## Start Records supplied
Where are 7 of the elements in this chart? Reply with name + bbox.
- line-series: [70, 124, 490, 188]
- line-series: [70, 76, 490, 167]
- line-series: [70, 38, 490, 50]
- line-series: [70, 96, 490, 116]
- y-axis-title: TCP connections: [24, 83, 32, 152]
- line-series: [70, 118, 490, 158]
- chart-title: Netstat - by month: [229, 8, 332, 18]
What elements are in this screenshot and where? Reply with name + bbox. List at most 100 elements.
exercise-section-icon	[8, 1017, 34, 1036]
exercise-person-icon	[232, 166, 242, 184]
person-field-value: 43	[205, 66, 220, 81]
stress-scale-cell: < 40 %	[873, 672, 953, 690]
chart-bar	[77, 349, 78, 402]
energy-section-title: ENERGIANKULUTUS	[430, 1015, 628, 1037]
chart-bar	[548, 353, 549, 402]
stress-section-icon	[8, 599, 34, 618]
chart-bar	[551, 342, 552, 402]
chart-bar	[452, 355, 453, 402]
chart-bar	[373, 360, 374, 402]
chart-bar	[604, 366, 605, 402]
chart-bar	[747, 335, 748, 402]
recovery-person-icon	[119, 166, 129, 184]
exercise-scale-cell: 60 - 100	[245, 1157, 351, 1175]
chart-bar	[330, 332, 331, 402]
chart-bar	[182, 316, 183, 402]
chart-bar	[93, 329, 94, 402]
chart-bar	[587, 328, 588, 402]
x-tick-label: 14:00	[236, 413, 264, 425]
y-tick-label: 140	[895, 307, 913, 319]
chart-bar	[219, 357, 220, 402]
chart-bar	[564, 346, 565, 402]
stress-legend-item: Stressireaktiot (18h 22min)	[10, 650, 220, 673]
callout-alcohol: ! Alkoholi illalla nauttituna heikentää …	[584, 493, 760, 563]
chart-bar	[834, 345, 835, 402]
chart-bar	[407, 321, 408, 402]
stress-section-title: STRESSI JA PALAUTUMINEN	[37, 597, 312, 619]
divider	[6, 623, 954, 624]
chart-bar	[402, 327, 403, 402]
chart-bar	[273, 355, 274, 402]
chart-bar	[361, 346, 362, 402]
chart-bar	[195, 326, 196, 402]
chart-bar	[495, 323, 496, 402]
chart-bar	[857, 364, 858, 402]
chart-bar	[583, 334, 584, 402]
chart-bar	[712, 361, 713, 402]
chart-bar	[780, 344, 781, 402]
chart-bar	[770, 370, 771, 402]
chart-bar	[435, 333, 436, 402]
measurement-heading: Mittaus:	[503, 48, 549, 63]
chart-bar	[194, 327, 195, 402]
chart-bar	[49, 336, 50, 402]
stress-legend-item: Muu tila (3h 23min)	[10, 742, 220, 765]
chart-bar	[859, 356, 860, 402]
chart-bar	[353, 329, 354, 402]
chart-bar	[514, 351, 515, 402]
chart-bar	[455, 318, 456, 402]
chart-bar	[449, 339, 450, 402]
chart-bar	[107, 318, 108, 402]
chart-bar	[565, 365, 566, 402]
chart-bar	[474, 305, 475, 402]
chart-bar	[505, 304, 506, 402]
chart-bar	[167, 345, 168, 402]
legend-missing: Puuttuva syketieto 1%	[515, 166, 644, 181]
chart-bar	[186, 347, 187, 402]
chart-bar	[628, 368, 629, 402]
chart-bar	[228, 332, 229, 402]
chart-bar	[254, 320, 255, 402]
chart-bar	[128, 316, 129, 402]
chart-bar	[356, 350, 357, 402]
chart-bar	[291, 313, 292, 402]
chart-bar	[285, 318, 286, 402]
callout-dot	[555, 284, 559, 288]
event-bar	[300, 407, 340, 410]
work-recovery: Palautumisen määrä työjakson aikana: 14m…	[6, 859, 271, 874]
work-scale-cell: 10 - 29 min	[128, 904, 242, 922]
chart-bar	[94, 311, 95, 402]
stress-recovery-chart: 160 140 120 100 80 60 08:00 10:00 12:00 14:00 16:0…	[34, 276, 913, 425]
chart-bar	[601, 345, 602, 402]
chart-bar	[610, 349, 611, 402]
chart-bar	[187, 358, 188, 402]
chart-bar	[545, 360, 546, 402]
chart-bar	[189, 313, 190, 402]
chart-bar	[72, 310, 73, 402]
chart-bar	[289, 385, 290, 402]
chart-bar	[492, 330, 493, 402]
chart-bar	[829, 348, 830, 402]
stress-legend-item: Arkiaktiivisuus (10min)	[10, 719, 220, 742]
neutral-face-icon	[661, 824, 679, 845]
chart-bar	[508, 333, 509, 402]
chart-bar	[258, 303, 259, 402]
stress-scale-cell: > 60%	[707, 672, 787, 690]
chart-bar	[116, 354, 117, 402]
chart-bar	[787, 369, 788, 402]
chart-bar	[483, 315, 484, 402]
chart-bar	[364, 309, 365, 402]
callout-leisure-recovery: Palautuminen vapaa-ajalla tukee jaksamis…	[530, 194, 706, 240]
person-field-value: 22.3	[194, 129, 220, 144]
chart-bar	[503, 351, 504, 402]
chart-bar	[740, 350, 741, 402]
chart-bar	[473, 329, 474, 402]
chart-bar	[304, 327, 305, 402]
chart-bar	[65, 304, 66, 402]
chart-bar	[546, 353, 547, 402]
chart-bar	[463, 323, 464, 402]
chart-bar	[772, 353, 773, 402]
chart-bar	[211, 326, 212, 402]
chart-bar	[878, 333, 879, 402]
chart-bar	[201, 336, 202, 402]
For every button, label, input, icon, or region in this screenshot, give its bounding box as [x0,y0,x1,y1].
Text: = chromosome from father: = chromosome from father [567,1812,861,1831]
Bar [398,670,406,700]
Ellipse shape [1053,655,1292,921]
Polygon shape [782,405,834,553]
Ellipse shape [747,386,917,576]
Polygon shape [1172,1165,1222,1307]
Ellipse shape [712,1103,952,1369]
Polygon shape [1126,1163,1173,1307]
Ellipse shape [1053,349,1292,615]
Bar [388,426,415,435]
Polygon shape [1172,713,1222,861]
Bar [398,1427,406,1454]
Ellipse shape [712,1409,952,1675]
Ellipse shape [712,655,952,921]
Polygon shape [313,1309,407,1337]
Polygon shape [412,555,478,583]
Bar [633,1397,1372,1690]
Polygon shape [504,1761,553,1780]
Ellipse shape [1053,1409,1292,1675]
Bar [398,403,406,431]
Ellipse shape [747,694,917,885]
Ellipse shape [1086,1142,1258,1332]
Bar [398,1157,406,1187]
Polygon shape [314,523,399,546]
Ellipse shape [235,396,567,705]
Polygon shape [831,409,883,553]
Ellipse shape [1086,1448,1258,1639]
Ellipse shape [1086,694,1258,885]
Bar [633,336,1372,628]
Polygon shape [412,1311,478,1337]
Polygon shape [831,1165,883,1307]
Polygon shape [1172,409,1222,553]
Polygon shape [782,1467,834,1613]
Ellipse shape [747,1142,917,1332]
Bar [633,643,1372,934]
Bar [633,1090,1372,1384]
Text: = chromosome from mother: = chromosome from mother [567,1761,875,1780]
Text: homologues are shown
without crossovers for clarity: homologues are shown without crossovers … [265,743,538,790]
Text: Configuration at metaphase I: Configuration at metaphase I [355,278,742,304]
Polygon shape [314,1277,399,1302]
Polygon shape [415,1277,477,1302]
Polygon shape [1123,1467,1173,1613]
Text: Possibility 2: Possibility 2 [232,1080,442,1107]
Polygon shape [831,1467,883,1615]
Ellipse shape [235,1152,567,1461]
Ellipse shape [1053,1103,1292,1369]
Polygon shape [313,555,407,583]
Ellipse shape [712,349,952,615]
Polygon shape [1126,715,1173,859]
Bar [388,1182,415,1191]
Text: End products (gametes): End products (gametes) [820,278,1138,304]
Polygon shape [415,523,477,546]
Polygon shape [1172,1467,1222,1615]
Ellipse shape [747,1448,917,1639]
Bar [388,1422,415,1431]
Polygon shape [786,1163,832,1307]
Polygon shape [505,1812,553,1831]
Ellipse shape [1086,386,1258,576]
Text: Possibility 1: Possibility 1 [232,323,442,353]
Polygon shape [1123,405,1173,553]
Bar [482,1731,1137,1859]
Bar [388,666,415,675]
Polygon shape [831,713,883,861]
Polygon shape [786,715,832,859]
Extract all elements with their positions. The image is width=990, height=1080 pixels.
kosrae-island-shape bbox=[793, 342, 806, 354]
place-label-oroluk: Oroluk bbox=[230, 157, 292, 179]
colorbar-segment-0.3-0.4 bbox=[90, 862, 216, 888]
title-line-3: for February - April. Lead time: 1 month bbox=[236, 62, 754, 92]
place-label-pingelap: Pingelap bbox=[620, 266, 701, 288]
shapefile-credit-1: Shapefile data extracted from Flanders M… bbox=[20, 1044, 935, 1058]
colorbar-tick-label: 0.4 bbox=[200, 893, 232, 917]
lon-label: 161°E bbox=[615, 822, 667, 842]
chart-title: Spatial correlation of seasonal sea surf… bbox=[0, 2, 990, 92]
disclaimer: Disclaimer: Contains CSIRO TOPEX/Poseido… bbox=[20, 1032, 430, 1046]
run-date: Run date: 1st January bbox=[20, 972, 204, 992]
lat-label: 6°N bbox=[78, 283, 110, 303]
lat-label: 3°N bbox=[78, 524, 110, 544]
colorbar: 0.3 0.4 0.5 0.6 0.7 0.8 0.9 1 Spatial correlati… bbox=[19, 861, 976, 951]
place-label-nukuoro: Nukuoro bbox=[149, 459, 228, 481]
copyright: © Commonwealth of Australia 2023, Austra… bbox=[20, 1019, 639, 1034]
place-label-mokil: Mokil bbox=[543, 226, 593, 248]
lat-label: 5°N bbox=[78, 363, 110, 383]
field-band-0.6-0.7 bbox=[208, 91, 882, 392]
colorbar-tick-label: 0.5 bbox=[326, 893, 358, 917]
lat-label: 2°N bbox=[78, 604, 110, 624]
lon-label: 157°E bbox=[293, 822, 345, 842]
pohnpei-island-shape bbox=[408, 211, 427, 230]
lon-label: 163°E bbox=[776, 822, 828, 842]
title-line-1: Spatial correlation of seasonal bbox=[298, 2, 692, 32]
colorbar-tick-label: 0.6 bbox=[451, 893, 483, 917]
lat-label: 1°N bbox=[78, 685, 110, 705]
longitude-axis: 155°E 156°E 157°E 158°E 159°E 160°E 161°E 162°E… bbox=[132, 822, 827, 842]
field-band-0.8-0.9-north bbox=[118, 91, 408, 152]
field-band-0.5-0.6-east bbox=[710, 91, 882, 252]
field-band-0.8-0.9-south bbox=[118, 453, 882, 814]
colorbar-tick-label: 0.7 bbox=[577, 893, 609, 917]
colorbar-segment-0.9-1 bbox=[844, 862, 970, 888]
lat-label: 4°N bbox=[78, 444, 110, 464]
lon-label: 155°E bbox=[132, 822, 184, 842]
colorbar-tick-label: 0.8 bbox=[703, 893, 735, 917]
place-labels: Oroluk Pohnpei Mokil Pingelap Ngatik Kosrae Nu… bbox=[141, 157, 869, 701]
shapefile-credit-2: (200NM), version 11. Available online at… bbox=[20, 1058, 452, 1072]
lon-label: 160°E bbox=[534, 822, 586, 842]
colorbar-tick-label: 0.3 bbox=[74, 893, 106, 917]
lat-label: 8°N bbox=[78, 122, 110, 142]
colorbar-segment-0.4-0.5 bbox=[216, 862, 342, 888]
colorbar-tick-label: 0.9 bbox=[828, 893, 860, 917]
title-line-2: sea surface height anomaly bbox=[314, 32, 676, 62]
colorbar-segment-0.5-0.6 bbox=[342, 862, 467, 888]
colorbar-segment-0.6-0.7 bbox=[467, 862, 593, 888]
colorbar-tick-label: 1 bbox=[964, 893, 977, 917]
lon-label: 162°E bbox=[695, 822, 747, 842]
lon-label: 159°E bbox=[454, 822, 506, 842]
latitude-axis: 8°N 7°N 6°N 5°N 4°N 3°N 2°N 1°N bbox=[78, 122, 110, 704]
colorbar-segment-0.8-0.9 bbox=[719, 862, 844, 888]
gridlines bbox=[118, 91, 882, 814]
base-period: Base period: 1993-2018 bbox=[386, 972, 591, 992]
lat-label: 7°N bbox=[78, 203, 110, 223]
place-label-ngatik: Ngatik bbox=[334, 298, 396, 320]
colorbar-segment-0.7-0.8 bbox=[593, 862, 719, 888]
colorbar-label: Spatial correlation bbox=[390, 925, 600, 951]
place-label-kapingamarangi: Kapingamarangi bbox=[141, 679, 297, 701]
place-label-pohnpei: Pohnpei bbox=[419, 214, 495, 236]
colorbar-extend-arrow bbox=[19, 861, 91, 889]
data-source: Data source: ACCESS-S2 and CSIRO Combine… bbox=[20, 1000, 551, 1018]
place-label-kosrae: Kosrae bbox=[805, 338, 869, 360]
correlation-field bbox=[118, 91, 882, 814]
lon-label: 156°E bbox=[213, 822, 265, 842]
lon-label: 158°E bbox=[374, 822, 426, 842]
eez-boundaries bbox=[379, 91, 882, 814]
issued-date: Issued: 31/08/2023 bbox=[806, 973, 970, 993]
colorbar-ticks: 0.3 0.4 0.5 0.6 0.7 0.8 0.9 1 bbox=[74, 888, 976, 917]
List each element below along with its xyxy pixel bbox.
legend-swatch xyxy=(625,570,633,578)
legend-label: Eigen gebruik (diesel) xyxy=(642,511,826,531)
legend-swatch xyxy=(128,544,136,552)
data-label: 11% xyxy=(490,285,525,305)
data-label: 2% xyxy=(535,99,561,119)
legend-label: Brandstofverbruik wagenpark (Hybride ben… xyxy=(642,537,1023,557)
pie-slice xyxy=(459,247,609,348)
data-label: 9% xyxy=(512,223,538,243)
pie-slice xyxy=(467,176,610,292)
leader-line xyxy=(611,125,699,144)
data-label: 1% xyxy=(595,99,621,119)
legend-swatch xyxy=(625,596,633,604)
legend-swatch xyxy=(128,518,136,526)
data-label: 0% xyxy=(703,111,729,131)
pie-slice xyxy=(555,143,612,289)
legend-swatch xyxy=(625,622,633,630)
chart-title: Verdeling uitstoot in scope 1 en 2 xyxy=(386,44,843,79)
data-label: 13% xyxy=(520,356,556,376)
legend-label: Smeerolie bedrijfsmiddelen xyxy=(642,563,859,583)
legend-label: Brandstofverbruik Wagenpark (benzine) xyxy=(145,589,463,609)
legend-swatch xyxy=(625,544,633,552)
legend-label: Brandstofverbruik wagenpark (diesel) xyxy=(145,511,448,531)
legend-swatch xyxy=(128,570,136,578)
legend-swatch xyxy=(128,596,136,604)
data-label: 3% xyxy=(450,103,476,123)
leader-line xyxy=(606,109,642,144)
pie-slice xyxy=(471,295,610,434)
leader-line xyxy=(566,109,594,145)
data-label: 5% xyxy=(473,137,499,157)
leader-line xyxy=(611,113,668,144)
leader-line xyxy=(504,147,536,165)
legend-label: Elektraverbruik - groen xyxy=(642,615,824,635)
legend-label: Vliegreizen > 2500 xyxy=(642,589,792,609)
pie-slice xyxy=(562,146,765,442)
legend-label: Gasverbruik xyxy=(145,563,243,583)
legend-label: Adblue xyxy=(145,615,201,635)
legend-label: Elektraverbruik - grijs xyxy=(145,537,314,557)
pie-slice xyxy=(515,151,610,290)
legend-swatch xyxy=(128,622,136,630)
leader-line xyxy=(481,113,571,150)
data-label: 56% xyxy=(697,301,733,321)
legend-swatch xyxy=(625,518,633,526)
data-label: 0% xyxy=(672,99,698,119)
## End Records supplied
# To do:
Find each line in the rows above that contains the string "homologues", and copy those lines.

# Exercise output:
Text: homologues are shown
without crossovers for clarity: homologues are shown without crossovers … [265,743,538,790]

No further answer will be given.